● QUOTED PASSAGE
IBM announces a major health care initiative to help providers and payers manage costs, reduce medical errors and deliver better patient care. The initiative will infuse an estimated $250 million of investments into IBM's health care business over the next three years and includes groundbreaking collaborations with Duke University Health System and the Moffitt Cancer Center & Research Institute, along with the formation of the IBM Center for Healthcare Management and the creation of the IBM Research Healthcare and Life Sciences Institute.

Mayo Clinic and IBM announce a broad collaboration to accelerate advances in patient care and research with an aggressive set of technology initiatives. The collaboration will focus on new techniques to harness patient data to improve diagnoses, deep computing power to model diseases to find cures, and new devices to access information to transform how patients and physicians interact, leading to more individualized care. Under the collaboration, Mayo Clinic will be the first medical institution to tap the power of IBM's Blue Gene supercomputer.

IBM reports that scientists at AIST, a leading Japanese research laboratory, will use an IBM BlueGene/L supercomputer to advance their research in proteins, potentially accelerating breakthroughs in drug design. Expected to be installed in February 2005, the BlueGene/L system will consist of four racks, with a peak processing speed of 22.8 trillion calculations per second (22.8 teraflops). BlueGene/L will be 24 times more powerful and use a fraction of the floor space compared to the current computer systems installed at the AIST's Computational Biology Research Center.

IBM and more than 20 major worldwide public health institutions, including the World Health Organization and the Centers for Disease Control and Prevention, announce on May 15, the Global Pandemic Initiative, a collaborative effort to help stem the spread of infectious diseases.

● GIVEN DATA
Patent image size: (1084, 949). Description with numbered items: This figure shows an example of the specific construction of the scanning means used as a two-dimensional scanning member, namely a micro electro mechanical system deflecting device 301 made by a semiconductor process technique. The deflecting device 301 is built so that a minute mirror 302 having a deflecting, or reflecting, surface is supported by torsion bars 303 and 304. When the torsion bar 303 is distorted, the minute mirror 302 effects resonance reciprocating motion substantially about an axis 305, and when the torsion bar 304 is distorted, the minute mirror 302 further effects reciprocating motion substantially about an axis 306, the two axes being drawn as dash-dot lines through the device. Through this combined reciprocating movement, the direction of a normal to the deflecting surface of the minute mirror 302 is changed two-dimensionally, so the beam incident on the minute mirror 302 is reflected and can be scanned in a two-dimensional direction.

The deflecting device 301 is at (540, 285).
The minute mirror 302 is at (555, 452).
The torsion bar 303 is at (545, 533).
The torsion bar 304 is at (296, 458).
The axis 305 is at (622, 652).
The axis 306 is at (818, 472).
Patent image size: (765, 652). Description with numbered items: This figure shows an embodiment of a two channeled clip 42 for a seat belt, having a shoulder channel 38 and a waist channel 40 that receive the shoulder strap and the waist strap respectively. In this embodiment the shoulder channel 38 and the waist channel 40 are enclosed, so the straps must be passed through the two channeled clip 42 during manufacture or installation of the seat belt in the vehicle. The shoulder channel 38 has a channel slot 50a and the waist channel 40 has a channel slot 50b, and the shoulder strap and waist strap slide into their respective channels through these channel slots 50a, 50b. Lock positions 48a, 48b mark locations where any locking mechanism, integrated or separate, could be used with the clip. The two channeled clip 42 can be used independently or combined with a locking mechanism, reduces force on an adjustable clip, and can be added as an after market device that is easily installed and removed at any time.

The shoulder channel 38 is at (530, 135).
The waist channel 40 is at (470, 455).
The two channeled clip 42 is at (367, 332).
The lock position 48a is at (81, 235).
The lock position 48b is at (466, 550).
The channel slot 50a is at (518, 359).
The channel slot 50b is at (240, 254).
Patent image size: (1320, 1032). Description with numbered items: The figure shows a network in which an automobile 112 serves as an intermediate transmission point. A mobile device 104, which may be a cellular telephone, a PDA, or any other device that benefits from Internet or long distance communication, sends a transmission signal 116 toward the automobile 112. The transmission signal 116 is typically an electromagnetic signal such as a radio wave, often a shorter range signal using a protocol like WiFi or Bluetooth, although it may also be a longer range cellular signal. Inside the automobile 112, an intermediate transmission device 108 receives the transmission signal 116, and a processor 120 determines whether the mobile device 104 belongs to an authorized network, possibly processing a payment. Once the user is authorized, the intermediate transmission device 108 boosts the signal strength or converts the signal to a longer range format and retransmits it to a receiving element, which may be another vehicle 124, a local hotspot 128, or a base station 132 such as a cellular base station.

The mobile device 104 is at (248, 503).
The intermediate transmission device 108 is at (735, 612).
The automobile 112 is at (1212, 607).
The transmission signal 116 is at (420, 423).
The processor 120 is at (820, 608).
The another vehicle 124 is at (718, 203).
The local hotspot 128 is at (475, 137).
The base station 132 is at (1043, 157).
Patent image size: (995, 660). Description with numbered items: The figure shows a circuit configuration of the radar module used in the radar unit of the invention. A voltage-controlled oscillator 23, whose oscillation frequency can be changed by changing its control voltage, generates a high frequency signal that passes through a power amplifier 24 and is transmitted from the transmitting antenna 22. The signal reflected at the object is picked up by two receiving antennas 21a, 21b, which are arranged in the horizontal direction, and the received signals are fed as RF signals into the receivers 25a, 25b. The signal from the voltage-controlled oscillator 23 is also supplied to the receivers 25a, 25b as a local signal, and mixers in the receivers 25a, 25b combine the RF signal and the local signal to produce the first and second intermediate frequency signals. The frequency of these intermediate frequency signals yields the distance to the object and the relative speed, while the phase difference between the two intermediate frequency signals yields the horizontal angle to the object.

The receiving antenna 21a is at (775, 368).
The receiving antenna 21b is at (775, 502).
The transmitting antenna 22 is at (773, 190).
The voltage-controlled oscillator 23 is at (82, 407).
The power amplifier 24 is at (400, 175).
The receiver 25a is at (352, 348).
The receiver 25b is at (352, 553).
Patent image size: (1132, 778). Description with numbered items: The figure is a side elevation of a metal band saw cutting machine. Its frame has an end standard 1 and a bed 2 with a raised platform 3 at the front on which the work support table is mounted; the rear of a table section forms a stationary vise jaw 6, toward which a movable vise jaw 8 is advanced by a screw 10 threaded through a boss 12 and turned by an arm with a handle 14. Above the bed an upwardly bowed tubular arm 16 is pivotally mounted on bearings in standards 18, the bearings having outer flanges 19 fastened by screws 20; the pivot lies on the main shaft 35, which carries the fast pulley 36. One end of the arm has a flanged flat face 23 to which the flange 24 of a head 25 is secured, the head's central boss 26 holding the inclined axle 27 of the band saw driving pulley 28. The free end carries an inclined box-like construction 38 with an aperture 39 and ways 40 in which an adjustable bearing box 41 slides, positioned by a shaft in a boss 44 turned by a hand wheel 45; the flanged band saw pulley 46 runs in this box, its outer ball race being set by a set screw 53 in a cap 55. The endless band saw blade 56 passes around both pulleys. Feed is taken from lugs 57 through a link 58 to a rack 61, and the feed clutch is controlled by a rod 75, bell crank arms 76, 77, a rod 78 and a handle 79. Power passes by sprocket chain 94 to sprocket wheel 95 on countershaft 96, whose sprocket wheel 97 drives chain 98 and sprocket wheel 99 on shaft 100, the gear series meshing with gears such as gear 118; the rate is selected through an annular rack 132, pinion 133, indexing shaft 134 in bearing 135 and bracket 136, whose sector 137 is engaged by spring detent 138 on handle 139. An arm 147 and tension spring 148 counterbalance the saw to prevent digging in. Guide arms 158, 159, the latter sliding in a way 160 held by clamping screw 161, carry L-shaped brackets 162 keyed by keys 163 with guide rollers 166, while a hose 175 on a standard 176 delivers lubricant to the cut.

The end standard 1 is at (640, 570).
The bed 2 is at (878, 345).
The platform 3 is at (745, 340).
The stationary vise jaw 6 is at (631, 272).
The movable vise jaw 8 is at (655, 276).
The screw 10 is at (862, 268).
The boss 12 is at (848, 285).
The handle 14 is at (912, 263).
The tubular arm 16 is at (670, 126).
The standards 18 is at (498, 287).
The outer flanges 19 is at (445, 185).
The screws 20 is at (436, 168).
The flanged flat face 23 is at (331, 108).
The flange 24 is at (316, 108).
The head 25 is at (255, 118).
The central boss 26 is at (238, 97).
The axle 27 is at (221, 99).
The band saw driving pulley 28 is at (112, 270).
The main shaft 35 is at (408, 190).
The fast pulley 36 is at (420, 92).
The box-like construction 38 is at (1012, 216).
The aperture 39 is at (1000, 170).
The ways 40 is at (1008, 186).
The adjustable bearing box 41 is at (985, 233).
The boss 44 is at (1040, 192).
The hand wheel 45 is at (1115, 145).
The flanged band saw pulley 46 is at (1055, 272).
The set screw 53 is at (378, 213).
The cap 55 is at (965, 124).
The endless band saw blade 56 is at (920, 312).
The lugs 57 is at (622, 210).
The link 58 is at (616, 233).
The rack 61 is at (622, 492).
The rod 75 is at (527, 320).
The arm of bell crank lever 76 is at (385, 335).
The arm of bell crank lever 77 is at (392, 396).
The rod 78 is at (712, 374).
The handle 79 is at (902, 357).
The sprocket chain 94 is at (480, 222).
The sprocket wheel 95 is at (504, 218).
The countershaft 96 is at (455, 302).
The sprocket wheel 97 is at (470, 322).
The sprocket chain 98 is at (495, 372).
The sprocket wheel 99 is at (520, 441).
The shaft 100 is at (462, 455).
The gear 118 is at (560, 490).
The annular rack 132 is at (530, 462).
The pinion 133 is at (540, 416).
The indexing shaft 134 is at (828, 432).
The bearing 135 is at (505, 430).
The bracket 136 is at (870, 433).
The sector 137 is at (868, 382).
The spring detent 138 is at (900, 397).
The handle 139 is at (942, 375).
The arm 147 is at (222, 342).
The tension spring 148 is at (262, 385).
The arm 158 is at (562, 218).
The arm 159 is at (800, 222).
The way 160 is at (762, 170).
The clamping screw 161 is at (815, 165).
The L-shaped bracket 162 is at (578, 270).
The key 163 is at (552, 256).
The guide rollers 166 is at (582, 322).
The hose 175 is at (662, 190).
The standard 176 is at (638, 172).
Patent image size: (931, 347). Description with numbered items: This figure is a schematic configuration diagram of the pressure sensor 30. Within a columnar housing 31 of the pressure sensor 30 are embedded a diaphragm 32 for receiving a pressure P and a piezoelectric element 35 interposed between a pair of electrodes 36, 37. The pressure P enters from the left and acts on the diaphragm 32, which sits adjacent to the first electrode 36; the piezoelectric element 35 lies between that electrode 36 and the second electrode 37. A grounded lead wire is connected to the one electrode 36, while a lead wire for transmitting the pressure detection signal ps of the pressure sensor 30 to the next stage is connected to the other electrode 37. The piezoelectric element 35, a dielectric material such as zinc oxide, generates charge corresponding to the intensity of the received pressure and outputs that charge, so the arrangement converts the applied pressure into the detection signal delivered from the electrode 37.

● TASK A
Output the IBM health care announcements from "IBM and more" to "of infectious diseases.", copied word for word.
● TASK B
According to the IBM health care announcements, how many racks will the BlueGene/L system at AIST consist of?
● TASK C
List every institution that the IBM health care announcements name as collaborating with IBM.
Rely only on the IBM health care announcements, not on the rows.

● PROBLEM SOLUTION A
IBM and more than 20 major worldwide public health institutions, including the World Health Organization and the Centers for Disease Control and Prevention, announce on May 15, the Global Pandemic Initiative, a collaborative effort to help stem the spread of infectious diseases.

● PROBLEM SOLUTION B
Four racks.

● PROBLEM SOLUTION C
Duke University Health System
Moffitt Cancer Center & Research Institute
Mayo Clinic
World Health Organization
Centers for Disease Control and Prevention